Which items contain the string "text"? Pick out each of them and copy it in full, treating uppercase and lowercase as different.

[Spatial layout data]
## Start

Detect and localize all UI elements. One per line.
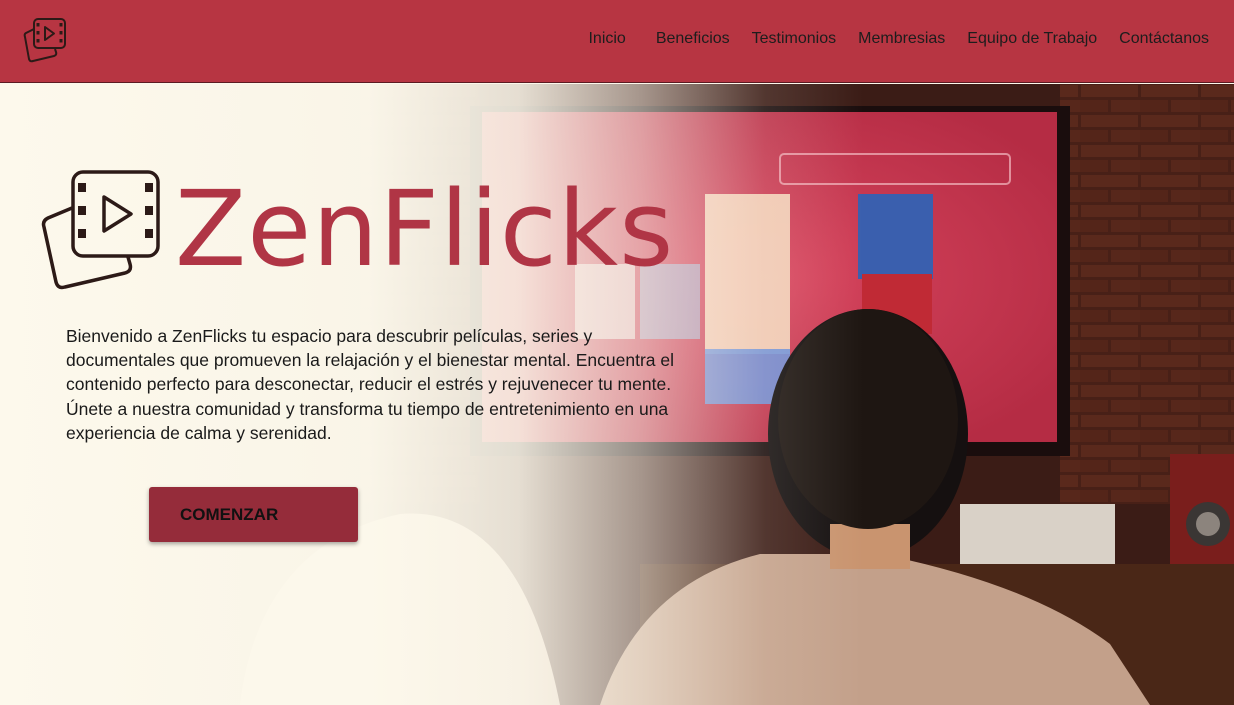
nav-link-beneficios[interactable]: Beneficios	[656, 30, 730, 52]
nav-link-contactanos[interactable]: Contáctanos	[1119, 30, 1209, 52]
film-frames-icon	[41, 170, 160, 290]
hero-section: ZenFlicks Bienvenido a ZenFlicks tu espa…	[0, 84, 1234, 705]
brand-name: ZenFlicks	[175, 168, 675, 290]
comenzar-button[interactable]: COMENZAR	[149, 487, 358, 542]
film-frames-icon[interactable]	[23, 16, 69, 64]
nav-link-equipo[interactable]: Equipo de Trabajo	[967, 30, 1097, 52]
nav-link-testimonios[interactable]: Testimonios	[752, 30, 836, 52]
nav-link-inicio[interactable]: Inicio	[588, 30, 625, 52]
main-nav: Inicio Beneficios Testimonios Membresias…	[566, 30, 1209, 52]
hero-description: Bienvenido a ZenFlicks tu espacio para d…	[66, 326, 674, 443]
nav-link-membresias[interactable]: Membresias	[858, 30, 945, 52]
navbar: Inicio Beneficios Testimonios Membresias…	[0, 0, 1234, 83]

## End
## Start

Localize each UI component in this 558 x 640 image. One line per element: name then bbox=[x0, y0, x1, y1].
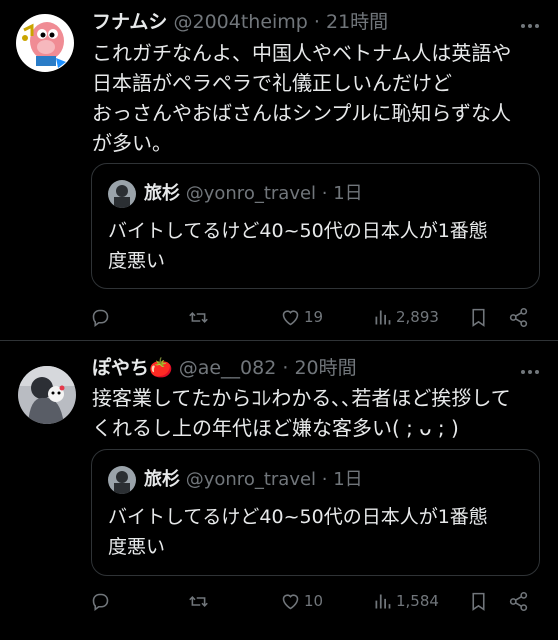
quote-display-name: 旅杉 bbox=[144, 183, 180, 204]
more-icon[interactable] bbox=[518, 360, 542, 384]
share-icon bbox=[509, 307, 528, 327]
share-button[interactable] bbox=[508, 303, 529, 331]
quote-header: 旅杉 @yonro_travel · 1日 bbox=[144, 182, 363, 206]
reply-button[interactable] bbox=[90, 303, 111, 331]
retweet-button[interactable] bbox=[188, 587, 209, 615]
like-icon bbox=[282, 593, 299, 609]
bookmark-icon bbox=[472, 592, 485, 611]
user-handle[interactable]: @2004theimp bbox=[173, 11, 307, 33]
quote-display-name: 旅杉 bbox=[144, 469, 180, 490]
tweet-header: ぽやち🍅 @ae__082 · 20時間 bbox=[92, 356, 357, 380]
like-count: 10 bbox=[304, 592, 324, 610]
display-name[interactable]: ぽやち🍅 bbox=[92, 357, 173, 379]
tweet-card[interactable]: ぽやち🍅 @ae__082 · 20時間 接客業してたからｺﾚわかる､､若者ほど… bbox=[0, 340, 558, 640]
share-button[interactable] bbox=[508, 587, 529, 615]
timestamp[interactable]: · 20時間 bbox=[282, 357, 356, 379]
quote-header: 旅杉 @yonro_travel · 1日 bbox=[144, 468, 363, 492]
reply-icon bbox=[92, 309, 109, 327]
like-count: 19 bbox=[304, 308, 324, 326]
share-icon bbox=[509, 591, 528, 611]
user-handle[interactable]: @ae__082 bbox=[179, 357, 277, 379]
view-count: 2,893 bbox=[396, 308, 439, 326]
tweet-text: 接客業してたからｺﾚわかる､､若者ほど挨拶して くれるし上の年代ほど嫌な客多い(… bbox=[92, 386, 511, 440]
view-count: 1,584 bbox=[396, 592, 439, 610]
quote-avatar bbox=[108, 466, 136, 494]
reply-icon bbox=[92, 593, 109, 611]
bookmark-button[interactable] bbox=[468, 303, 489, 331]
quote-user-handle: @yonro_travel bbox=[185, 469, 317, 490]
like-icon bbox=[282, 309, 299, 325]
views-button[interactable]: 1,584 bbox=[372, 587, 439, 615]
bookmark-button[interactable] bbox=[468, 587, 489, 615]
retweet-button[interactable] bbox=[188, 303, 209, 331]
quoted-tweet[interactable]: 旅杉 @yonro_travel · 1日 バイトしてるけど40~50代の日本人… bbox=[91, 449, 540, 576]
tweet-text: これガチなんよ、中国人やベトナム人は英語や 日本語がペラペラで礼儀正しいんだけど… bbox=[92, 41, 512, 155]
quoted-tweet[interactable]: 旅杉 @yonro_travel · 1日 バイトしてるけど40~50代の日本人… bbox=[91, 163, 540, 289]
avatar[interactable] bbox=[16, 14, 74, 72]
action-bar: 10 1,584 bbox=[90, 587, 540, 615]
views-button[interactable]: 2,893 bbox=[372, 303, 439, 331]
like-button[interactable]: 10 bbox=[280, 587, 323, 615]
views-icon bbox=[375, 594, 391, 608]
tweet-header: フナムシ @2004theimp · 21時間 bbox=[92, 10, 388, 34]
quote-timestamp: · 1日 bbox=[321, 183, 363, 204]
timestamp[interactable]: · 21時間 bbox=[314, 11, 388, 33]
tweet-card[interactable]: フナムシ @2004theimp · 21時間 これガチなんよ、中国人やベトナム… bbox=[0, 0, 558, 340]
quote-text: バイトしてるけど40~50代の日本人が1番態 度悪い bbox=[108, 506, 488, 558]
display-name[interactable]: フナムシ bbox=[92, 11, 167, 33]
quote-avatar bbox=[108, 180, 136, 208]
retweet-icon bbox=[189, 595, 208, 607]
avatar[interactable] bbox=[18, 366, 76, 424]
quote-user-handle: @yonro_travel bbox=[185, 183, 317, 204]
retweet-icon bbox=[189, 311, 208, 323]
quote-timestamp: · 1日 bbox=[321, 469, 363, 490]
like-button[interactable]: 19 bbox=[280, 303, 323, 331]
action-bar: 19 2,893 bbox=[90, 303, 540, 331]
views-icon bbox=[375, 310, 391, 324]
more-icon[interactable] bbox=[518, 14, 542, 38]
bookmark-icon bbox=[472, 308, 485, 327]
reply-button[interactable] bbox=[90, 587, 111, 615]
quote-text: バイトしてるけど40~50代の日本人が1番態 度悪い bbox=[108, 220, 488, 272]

## End

## Complete output:
tweet-text: 接客業してたからｺﾚわかる､､若者ほど挨拶して くれるし上の年代ほど嫌な客多い(… bbox=[92, 386, 511, 440]
tweet-text: これガチなんよ、中国人やベトナム人は英語や 日本語がペラペラで礼儀正しいんだけど… bbox=[92, 41, 512, 155]
quote-text: バイトしてるけど40~50代の日本人が1番態 度悪い bbox=[108, 506, 488, 558]
quote-text: バイトしてるけど40~50代の日本人が1番態 度悪い bbox=[108, 220, 488, 272]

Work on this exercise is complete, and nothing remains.